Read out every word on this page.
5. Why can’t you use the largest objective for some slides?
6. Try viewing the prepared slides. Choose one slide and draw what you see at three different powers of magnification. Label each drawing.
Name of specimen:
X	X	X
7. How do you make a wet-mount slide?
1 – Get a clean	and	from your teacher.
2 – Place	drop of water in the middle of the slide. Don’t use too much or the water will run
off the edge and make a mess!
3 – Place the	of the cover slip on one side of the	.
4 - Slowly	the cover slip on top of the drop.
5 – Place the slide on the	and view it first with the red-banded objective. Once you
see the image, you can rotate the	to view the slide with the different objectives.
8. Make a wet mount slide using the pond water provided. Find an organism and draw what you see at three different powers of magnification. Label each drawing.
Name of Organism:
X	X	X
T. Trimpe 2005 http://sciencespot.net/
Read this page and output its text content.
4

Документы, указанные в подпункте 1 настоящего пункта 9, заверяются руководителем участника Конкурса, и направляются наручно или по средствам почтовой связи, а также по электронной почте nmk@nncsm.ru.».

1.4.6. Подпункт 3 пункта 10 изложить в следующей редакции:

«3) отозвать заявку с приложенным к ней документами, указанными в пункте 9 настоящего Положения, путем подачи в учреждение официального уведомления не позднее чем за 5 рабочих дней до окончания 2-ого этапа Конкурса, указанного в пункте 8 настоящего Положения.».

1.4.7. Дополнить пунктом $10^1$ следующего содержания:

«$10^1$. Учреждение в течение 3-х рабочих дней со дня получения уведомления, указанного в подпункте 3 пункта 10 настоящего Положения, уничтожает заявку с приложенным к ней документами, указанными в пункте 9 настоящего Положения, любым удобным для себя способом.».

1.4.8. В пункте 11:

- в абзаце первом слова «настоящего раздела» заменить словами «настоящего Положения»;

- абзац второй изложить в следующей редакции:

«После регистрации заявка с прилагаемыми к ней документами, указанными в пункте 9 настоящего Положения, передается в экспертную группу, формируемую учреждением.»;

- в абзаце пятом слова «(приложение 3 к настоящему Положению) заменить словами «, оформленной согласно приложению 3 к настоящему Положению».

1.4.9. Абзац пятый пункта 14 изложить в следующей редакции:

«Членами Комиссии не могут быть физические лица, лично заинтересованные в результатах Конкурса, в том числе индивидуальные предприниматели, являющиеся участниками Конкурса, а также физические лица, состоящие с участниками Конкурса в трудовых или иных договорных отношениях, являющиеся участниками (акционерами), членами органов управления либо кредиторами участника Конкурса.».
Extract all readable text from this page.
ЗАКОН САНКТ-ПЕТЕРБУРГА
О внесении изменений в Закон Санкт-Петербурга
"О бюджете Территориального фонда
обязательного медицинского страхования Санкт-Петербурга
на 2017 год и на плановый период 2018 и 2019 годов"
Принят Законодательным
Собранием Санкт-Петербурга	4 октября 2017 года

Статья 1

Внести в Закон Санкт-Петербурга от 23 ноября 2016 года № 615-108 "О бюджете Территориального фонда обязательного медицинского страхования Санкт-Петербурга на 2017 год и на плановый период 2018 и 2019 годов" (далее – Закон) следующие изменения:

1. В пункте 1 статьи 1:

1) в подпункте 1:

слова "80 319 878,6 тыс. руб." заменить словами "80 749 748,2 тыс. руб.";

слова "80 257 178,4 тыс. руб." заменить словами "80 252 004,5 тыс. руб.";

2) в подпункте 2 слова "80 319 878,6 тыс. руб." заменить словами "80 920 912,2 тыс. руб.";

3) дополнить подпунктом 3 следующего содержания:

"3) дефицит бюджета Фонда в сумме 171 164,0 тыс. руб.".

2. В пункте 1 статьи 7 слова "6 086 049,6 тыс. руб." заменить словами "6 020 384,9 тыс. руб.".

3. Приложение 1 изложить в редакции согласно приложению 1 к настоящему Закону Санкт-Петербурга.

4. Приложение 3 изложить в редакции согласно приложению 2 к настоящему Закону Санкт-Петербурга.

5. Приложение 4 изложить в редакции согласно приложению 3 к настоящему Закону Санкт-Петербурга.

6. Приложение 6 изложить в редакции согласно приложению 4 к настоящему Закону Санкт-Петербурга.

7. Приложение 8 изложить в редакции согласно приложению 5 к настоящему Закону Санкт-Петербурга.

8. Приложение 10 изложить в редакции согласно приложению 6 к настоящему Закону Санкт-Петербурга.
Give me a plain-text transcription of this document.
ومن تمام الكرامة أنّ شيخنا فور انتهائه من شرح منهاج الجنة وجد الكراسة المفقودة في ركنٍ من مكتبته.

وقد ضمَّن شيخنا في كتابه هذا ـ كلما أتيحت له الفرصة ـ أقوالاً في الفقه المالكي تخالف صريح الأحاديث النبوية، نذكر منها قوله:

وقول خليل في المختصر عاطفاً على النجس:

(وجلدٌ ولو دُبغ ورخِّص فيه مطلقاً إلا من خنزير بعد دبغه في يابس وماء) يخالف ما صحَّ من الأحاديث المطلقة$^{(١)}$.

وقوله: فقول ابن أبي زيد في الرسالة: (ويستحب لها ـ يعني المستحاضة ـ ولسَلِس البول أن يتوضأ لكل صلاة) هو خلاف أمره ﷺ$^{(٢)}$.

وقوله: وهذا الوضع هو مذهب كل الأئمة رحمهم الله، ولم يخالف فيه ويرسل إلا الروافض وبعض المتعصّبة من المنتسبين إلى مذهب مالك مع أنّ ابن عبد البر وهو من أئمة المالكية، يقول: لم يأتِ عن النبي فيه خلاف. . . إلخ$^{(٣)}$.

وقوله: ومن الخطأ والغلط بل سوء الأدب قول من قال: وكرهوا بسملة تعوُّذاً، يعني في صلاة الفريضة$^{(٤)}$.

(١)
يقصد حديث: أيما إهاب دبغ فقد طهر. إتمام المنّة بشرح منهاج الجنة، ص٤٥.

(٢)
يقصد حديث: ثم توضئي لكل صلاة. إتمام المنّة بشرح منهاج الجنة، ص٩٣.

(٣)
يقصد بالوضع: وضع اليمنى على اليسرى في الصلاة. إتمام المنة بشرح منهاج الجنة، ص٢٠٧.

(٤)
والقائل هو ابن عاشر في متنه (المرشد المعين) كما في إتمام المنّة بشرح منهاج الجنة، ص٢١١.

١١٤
--*--
Output the listing above without altering a single character.

Read out every word on this page.
5. Why can’t you use the largest objective for some slides?
6. Try viewing the prepared slides. Choose one slide and draw what you see at three different powers of magnification. Label each drawing.
Name of specimen:
X	X	X
7. How do you make a wet-mount slide?
1 – Get a clean	and	from your teacher.
2 – Place	drop of water in the middle of the slide. Don’t use too much or the water will run
off the edge and make a mess!
3 – Place the	of the cover slip on one side of the	.
4 - Slowly	the cover slip on top of the drop.
5 – Place the slide on the	and view it first with the red-banded objective. Once you
see the image, you can rotate the	to view the slide with the different objectives.
8. Make a wet mount slide using the pond water provided. Find an organism and draw what you see at three different powers of magnification. Label each drawing.
Name of Organism:
X	X	X
T. Trimpe 2005 http://sciencespot.net/
Read this page and output its text content.
4

Документы, указанные в подпункте 1 настоящего пункта 9, заверяются руководителем участника Конкурса, и направляются наручно или по средствам почтовой связи, а также по электронной почте nmk@nncsm.ru.».

1.4.6. Подпункт 3 пункта 10 изложить в следующей редакции:

«3) отозвать заявку с приложенным к ней документами, указанными в пункте 9 настоящего Положения, путем подачи в учреждение официального уведомления не позднее чем за 5 рабочих дней до окончания 2-ого этапа Конкурса, указанного в пункте 8 настоящего Положения.».

1.4.7. Дополнить пунктом $10^1$ следующего содержания:

«$10^1$. Учреждение в течение 3-х рабочих дней со дня получения уведомления, указанного в подпункте 3 пункта 10 настоящего Положения, уничтожает заявку с приложенным к ней документами, указанными в пункте 9 настоящего Положения, любым удобным для себя способом.».

1.4.8. В пункте 11:

- в абзаце первом слова «настоящего раздела» заменить словами «настоящего Положения»;

- абзац второй изложить в следующей редакции:

«После регистрации заявка с прилагаемыми к ней документами, указанными в пункте 9 настоящего Положения, передается в экспертную группу, формируемую учреждением.»;

- в абзаце пятом слова «(приложение 3 к настоящему Положению) заменить словами «, оформленной согласно приложению 3 к настоящему Положению».

1.4.9. Абзац пятый пункта 14 изложить в следующей редакции:

«Членами Комиссии не могут быть физические лица, лично заинтересованные в результатах Конкурса, в том числе индивидуальные предприниматели, являющиеся участниками Конкурса, а также физические лица, состоящие с участниками Конкурса в трудовых или иных договорных отношениях, являющиеся участниками (акционерами), членами органов управления либо кредиторами участника Конкурса.».
Extract all readable text from this page.
ЗАКОН САНКТ-ПЕТЕРБУРГА
О внесении изменений в Закон Санкт-Петербурга
"О бюджете Территориального фонда
обязательного медицинского страхования Санкт-Петербурга
на 2017 год и на плановый период 2018 и 2019 годов"
Принят Законодательным
Собранием Санкт-Петербурга	4 октября 2017 года

Статья 1

Внести в Закон Санкт-Петербурга от 23 ноября 2016 года № 615-108 "О бюджете Территориального фонда обязательного медицинского страхования Санкт-Петербурга на 2017 год и на плановый период 2018 и 2019 годов" (далее – Закон) следующие изменения:

1. В пункте 1 статьи 1:

1) в подпункте 1:

слова "80 319 878,6 тыс. руб." заменить словами "80 749 748,2 тыс. руб.";

слова "80 257 178,4 тыс. руб." заменить словами "80 252 004,5 тыс. руб.";

2) в подпункте 2 слова "80 319 878,6 тыс. руб." заменить словами "80 920 912,2 тыс. руб.";

3) дополнить подпунктом 3 следующего содержания:

"3) дефицит бюджета Фонда в сумме 171 164,0 тыс. руб.".

2. В пункте 1 статьи 7 слова "6 086 049,6 тыс. руб." заменить словами "6 020 384,9 тыс. руб.".

3. Приложение 1 изложить в редакции согласно приложению 1 к настоящему Закону Санкт-Петербурга.

4. Приложение 3 изложить в редакции согласно приложению 2 к настоящему Закону Санкт-Петербурга.

5. Приложение 4 изложить в редакции согласно приложению 3 к настоящему Закону Санкт-Петербурга.

6. Приложение 6 изложить в редакции согласно приложению 4 к настоящему Закону Санкт-Петербурга.

7. Приложение 8 изложить в редакции согласно приложению 5 к настоящему Закону Санкт-Петербурга.

8. Приложение 10 изложить в редакции согласно приложению 6 к настоящему Закону Санкт-Петербурга.
Give me a plain-text transcription of this document.
ومن تمام الكرامة أنّ شيخنا فور انتهائه من شرح منهاج الجنة وجد الكراسة المفقودة في ركنٍ من مكتبته.

وقد ضمَّن شيخنا في كتابه هذا ـ كلما أتيحت له الفرصة ـ أقوالاً في الفقه المالكي تخالف صريح الأحاديث النبوية، نذكر منها قوله:

وقول خليل في المختصر عاطفاً على النجس:

(وجلدٌ ولو دُبغ ورخِّص فيه مطلقاً إلا من خنزير بعد دبغه في يابس وماء) يخالف ما صحَّ من الأحاديث المطلقة$^{(١)}$.

وقوله: فقول ابن أبي زيد في الرسالة: (ويستحب لها ـ يعني المستحاضة ـ ولسَلِس البول أن يتوضأ لكل صلاة) هو خلاف أمره ﷺ$^{(٢)}$.

وقوله: وهذا الوضع هو مذهب كل الأئمة رحمهم الله، ولم يخالف فيه ويرسل إلا الروافض وبعض المتعصّبة من المنتسبين إلى مذهب مالك مع أنّ ابن عبد البر وهو من أئمة المالكية، يقول: لم يأتِ عن النبي فيه خلاف. . . إلخ$^{(٣)}$.

وقوله: ومن الخطأ والغلط بل سوء الأدب قول من قال: وكرهوا بسملة تعوُّذاً، يعني في صلاة الفريضة$^{(٤)}$.

(١)
يقصد حديث: أيما إهاب دبغ فقد طهر. إتمام المنّة بشرح منهاج الجنة، ص٤٥.

(٢)
يقصد حديث: ثم توضئي لكل صلاة. إتمام المنّة بشرح منهاج الجنة، ص٩٣.

(٣)
يقصد بالوضع: وضع اليمنى على اليسرى في الصلاة. إتمام المنة بشرح منهاج الجنة، ص٢٠٧.

(٤)
والقائل هو ابن عاشر في متنه (المرشد المعين) كما في إتمام المنّة بشرح منهاج الجنة، ص٢١١.

١١٤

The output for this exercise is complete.